- _What is required_
Where the word "content" occurs in a line, return that line.

## Begin Records for the exercise

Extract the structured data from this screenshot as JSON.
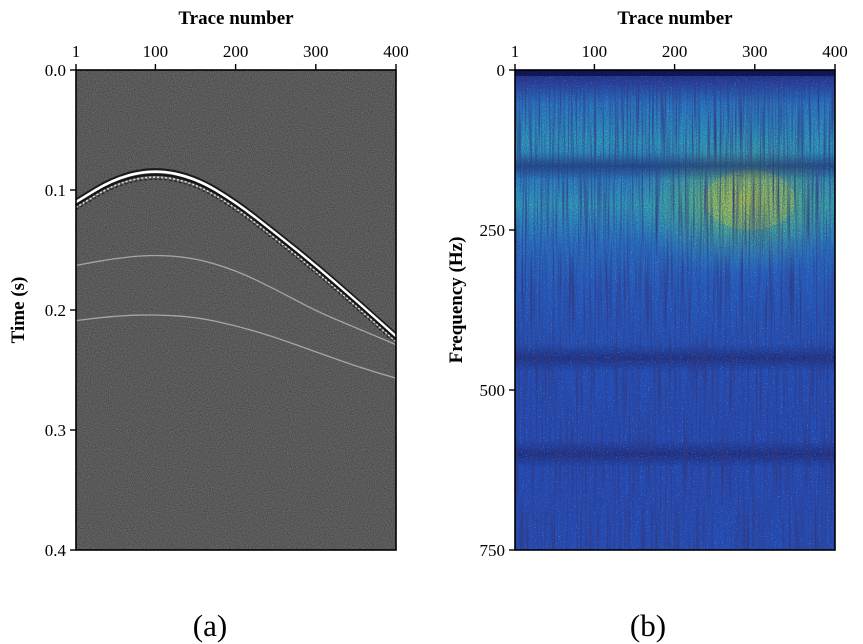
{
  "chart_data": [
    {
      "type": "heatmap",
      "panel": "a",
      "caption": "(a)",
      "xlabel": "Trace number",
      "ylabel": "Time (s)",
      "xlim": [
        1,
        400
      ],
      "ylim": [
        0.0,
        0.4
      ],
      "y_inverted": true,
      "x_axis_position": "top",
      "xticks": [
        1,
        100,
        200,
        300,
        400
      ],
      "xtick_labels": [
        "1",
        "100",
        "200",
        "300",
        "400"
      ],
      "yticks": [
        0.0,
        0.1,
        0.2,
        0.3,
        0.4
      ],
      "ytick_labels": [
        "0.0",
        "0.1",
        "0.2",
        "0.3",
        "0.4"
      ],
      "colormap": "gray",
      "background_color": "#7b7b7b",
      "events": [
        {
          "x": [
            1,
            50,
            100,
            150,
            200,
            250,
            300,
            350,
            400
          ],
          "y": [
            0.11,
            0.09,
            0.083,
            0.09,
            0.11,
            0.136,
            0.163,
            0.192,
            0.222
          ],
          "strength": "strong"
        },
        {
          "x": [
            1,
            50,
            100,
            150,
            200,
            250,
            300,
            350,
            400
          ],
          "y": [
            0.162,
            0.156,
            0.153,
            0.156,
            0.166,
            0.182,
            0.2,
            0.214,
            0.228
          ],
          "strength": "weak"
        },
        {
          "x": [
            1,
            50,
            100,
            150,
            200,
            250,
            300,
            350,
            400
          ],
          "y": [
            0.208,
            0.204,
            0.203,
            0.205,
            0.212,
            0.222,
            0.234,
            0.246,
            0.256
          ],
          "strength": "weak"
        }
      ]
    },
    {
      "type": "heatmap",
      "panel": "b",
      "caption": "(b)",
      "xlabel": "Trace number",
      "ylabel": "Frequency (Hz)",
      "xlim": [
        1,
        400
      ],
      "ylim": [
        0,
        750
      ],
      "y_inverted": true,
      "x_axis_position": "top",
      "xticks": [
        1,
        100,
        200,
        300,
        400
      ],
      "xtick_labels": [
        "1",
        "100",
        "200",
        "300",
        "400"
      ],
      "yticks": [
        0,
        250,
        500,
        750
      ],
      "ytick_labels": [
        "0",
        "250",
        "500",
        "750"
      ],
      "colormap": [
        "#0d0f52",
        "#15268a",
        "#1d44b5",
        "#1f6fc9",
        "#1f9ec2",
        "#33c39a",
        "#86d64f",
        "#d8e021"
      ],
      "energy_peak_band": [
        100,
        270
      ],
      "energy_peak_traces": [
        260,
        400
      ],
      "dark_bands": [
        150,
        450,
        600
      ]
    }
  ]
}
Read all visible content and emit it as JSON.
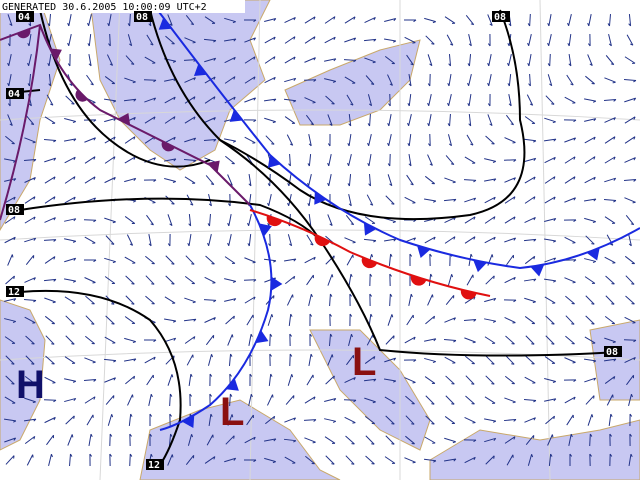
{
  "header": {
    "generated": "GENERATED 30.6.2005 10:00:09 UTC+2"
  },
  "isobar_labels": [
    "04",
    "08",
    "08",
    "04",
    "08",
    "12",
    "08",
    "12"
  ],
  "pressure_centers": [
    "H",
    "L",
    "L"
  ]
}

## End Records for the exercise
## Begin Records for the exercise

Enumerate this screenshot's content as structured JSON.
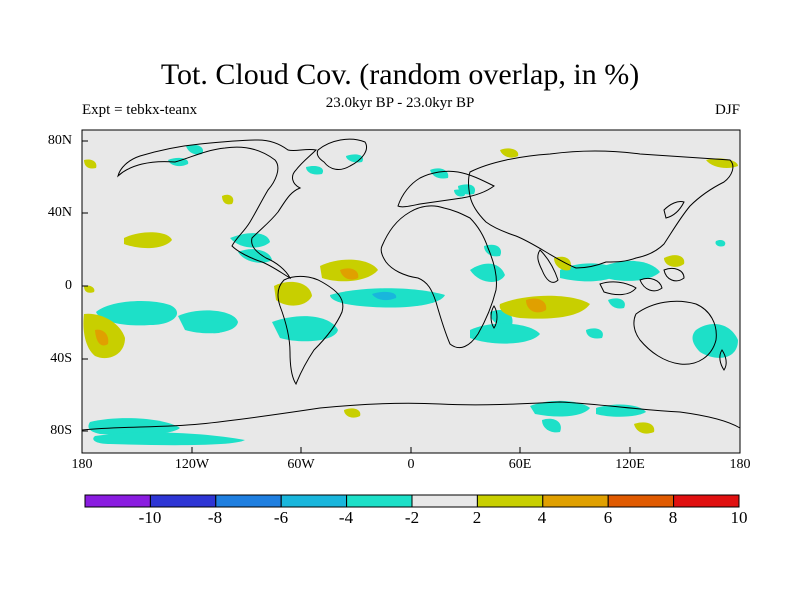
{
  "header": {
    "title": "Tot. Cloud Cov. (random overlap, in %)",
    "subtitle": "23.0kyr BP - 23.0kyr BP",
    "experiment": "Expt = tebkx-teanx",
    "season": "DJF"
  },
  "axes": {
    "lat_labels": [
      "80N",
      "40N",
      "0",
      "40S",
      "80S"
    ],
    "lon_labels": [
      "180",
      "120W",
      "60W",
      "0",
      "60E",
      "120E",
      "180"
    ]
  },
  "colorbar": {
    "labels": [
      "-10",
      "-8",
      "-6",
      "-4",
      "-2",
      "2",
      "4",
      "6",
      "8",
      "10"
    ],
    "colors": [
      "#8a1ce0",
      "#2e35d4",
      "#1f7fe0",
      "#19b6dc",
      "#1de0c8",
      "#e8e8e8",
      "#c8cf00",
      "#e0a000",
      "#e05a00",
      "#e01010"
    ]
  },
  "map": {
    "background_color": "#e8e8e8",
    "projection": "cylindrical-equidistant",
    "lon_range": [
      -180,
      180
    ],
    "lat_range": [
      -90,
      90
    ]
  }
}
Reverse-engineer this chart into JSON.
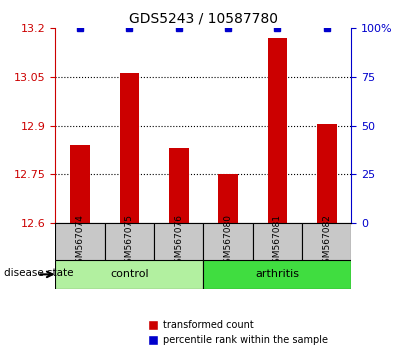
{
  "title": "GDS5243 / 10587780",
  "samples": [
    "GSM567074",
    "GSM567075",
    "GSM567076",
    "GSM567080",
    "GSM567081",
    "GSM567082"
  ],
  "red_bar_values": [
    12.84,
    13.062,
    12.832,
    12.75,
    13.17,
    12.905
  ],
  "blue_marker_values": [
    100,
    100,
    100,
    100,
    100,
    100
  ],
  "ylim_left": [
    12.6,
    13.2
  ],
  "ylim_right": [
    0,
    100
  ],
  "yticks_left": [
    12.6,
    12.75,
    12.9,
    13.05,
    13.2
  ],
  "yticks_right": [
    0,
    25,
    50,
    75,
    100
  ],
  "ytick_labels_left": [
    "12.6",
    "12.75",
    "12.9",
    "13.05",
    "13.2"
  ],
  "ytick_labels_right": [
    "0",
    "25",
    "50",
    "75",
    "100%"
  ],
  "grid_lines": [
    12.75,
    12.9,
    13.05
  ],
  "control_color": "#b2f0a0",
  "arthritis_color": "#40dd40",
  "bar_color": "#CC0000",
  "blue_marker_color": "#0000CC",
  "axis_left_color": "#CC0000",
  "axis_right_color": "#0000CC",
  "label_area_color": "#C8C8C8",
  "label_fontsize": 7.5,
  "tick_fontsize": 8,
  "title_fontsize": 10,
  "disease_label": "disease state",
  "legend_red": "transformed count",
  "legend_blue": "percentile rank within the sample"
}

## End Records for the exercise

- _Result of this task_
Read all visible content and emit it as JSON.
Enumerate this screenshot's content as structured JSON.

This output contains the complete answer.